___ GIVEN ENTRIES ___

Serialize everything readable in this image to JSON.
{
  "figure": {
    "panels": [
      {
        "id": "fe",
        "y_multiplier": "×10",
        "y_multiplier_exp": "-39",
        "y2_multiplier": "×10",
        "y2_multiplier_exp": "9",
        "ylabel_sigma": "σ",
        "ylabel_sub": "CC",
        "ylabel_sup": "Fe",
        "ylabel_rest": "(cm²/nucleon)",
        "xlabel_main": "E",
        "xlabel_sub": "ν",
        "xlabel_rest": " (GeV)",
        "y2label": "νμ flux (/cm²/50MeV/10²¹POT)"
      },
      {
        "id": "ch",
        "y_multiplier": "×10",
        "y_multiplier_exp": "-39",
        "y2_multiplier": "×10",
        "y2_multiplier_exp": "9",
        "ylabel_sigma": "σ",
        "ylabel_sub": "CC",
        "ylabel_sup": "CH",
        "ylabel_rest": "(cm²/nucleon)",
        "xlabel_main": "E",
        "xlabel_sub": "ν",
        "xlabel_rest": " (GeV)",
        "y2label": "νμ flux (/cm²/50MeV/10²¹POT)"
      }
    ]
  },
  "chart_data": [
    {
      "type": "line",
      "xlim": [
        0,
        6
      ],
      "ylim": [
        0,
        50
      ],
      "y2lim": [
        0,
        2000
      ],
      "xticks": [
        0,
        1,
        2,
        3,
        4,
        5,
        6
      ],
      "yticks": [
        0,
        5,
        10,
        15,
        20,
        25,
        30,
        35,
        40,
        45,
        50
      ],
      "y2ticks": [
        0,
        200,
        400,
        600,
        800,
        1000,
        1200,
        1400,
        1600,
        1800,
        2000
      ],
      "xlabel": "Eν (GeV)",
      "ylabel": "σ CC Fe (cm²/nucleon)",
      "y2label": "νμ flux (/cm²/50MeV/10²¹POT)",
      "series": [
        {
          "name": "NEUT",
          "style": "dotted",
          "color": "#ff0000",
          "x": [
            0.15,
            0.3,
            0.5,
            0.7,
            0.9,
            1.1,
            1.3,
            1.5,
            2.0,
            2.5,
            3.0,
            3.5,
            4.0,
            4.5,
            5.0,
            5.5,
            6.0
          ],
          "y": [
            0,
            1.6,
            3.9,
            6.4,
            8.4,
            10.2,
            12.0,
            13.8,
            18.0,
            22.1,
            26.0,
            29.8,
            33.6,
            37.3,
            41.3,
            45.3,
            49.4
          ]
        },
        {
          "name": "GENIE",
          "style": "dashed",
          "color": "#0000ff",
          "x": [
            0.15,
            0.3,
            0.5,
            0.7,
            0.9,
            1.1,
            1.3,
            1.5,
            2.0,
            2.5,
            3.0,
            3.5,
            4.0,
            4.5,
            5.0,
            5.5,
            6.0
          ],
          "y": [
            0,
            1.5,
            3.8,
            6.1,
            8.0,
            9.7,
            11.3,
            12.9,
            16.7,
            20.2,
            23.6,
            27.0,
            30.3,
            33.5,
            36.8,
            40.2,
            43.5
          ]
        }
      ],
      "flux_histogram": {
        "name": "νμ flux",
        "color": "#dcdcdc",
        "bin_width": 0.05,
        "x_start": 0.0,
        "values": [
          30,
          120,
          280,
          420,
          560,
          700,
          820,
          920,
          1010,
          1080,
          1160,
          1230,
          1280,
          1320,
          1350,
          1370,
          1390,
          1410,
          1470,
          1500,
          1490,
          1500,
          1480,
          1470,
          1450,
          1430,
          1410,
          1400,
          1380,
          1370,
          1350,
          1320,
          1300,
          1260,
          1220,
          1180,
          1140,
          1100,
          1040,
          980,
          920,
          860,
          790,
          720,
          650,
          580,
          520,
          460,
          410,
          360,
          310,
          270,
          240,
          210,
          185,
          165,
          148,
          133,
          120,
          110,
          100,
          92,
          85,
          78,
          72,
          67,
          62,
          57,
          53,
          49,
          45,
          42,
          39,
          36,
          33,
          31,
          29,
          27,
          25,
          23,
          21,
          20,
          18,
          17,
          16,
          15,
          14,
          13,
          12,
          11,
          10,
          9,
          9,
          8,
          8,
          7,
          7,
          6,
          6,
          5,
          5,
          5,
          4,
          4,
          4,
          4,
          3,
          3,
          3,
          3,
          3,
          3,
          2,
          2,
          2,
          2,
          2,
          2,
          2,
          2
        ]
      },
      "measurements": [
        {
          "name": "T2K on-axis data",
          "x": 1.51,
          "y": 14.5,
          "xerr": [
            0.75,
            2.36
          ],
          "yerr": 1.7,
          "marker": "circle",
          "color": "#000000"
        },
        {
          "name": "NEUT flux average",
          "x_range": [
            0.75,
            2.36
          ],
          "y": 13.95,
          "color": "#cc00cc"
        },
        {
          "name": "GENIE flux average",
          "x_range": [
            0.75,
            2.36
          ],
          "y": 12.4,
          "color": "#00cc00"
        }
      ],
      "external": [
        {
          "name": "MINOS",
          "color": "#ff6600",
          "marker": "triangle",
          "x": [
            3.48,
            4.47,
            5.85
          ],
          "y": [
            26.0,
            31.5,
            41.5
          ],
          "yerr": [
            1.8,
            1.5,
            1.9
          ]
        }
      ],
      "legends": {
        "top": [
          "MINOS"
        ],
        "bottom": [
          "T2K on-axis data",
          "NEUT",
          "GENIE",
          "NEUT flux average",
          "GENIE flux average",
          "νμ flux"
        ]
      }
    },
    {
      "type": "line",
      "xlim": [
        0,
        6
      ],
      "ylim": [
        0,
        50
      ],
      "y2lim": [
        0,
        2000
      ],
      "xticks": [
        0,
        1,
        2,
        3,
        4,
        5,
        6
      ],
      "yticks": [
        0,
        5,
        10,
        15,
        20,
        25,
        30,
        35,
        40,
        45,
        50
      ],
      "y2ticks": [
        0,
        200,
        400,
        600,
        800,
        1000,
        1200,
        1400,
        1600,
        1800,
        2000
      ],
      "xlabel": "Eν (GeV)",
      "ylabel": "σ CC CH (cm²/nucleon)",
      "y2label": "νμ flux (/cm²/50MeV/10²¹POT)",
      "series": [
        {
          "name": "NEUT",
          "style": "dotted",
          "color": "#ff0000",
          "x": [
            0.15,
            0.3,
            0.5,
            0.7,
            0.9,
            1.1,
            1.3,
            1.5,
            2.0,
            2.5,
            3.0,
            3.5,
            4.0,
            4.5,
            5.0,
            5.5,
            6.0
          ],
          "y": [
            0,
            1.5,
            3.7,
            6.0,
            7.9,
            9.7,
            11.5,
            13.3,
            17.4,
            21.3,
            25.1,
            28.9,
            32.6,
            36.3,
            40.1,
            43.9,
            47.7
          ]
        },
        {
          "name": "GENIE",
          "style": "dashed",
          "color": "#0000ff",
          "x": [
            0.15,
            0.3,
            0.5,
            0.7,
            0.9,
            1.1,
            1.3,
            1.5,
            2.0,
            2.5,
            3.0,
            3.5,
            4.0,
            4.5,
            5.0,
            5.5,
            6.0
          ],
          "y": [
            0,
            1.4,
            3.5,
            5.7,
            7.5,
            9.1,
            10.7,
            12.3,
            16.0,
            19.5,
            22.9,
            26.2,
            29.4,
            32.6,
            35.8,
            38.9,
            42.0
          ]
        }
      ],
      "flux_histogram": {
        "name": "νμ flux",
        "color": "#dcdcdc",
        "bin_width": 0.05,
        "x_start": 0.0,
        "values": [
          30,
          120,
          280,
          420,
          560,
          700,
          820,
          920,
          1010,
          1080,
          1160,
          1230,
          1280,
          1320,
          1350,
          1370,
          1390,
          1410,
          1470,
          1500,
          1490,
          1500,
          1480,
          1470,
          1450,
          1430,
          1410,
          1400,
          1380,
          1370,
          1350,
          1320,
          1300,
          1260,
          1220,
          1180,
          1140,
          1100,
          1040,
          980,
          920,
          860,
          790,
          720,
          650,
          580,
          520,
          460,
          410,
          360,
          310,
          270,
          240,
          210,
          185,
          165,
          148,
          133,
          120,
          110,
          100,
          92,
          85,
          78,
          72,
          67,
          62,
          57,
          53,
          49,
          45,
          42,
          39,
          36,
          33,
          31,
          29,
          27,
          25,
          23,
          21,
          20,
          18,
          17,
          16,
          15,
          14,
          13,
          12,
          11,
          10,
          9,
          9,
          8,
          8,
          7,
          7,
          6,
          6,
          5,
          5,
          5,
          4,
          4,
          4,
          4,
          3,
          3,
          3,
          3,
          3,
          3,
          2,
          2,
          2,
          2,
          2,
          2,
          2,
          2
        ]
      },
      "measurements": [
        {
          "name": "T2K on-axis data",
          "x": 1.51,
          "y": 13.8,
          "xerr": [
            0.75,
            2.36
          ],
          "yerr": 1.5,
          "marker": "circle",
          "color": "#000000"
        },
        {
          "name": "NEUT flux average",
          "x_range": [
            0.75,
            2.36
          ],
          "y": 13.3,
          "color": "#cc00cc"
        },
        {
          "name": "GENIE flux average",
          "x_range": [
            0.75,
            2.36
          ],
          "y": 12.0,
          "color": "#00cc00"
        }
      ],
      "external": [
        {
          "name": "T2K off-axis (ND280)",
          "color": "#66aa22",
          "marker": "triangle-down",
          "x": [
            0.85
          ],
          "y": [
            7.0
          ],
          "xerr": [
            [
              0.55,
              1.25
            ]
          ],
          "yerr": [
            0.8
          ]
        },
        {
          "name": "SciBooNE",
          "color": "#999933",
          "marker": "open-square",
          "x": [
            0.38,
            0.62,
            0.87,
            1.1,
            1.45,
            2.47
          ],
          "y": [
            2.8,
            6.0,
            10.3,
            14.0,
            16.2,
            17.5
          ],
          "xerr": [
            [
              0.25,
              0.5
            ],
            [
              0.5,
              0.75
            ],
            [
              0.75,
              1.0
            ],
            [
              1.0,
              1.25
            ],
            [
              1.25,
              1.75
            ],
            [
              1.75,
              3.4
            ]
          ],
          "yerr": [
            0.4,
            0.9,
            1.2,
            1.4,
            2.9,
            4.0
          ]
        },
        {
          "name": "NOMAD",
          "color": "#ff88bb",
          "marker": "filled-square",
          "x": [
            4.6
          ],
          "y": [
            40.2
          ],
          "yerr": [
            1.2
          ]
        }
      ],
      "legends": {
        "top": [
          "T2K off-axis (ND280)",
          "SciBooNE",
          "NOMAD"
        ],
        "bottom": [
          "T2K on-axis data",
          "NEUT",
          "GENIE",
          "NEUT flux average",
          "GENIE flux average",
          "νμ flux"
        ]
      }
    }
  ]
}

___

- PROBLEM DESCRIPTION -
Some lines of the data above may hold the word "marker"; report how many do, and nothing else.

- OUTPUT BELOW -
6